Pick out each line containing the string "Oxide".

☆ ☆ ☆ ☆ ☆

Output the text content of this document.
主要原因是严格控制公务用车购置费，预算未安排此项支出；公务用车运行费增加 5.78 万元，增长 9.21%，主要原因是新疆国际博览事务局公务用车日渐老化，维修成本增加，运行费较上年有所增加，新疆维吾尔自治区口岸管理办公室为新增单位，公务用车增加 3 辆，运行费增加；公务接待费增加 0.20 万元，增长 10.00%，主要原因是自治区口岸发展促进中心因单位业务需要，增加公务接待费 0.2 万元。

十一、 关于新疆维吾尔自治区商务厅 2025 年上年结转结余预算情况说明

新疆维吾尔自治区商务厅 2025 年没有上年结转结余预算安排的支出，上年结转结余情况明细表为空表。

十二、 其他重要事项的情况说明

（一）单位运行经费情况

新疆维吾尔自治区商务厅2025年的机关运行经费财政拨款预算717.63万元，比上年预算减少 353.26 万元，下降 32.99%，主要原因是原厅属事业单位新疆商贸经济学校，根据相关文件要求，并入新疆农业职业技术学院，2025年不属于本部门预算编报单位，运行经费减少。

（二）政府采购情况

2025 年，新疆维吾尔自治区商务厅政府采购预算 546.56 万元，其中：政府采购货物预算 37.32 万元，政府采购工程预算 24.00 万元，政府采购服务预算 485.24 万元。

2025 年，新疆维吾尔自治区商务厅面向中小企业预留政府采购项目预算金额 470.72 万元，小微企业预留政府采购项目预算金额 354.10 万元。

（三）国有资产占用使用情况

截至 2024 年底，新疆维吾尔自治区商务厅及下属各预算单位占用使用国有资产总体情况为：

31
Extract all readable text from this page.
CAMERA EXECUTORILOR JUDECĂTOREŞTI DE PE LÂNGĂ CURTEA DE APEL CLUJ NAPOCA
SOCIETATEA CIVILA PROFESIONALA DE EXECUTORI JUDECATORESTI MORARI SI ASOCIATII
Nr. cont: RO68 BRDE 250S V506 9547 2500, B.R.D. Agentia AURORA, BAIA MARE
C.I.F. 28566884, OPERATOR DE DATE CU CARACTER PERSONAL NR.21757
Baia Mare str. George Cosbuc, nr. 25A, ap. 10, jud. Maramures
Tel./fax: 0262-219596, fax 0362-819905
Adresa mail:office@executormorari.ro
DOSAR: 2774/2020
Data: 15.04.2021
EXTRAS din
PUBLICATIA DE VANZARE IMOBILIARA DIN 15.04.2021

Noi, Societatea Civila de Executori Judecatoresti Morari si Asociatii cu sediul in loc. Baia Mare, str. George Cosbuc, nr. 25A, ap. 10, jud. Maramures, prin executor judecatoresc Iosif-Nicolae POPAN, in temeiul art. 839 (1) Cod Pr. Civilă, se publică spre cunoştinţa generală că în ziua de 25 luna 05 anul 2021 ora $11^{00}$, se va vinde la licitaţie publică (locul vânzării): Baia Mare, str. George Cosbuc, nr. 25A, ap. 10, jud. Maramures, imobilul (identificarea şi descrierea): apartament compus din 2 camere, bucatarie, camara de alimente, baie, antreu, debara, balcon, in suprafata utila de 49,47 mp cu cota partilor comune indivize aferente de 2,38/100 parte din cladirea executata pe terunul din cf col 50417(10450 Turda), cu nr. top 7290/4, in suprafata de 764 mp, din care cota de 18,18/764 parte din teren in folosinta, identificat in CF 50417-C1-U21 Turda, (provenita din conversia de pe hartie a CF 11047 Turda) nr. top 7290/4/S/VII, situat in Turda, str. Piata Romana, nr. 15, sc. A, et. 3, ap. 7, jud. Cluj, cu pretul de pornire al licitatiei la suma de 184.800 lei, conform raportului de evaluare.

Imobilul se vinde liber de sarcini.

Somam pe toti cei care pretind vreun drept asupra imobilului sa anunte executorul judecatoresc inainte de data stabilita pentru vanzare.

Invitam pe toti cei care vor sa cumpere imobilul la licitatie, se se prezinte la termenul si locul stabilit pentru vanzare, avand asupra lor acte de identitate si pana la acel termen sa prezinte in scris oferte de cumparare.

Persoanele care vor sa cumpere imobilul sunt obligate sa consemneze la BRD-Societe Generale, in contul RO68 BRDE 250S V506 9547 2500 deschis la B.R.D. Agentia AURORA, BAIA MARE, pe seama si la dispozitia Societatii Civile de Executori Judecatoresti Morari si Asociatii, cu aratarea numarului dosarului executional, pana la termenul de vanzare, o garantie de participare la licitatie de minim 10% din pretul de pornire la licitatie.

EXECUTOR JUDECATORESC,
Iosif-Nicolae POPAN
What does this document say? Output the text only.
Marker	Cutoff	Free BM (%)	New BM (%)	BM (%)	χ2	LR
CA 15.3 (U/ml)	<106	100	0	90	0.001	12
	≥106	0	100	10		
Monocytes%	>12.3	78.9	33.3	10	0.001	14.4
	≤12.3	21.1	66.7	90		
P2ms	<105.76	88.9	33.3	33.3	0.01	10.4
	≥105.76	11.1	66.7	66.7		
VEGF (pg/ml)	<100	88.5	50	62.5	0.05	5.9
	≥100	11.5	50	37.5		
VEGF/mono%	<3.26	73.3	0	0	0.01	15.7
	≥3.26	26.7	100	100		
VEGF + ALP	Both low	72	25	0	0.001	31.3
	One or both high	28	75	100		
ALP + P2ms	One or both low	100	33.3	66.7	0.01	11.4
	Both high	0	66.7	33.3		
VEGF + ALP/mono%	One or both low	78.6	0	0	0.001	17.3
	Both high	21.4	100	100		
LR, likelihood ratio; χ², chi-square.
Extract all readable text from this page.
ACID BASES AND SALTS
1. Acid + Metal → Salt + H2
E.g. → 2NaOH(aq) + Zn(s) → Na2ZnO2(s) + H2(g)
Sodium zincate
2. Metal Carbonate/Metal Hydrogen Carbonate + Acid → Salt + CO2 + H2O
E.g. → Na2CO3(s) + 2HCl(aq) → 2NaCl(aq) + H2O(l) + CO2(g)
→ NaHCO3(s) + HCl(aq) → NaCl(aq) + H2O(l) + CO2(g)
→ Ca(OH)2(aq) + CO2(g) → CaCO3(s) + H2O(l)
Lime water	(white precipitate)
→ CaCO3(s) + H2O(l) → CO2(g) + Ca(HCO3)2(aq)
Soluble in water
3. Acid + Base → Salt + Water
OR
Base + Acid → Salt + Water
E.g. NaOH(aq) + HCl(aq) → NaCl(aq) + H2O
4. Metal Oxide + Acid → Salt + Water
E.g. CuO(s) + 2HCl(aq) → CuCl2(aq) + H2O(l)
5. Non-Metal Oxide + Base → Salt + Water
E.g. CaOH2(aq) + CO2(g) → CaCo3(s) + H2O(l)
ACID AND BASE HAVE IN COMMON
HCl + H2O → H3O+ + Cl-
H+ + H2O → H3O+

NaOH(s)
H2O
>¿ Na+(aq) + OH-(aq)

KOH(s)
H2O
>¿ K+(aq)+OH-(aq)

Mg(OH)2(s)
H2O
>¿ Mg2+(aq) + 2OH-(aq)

☆ ☆ ☆ ☆ ☆

## Output below
4. Metal Oxide + Acid → Salt + Water
5. Non-Metal Oxide + Base → Salt + Water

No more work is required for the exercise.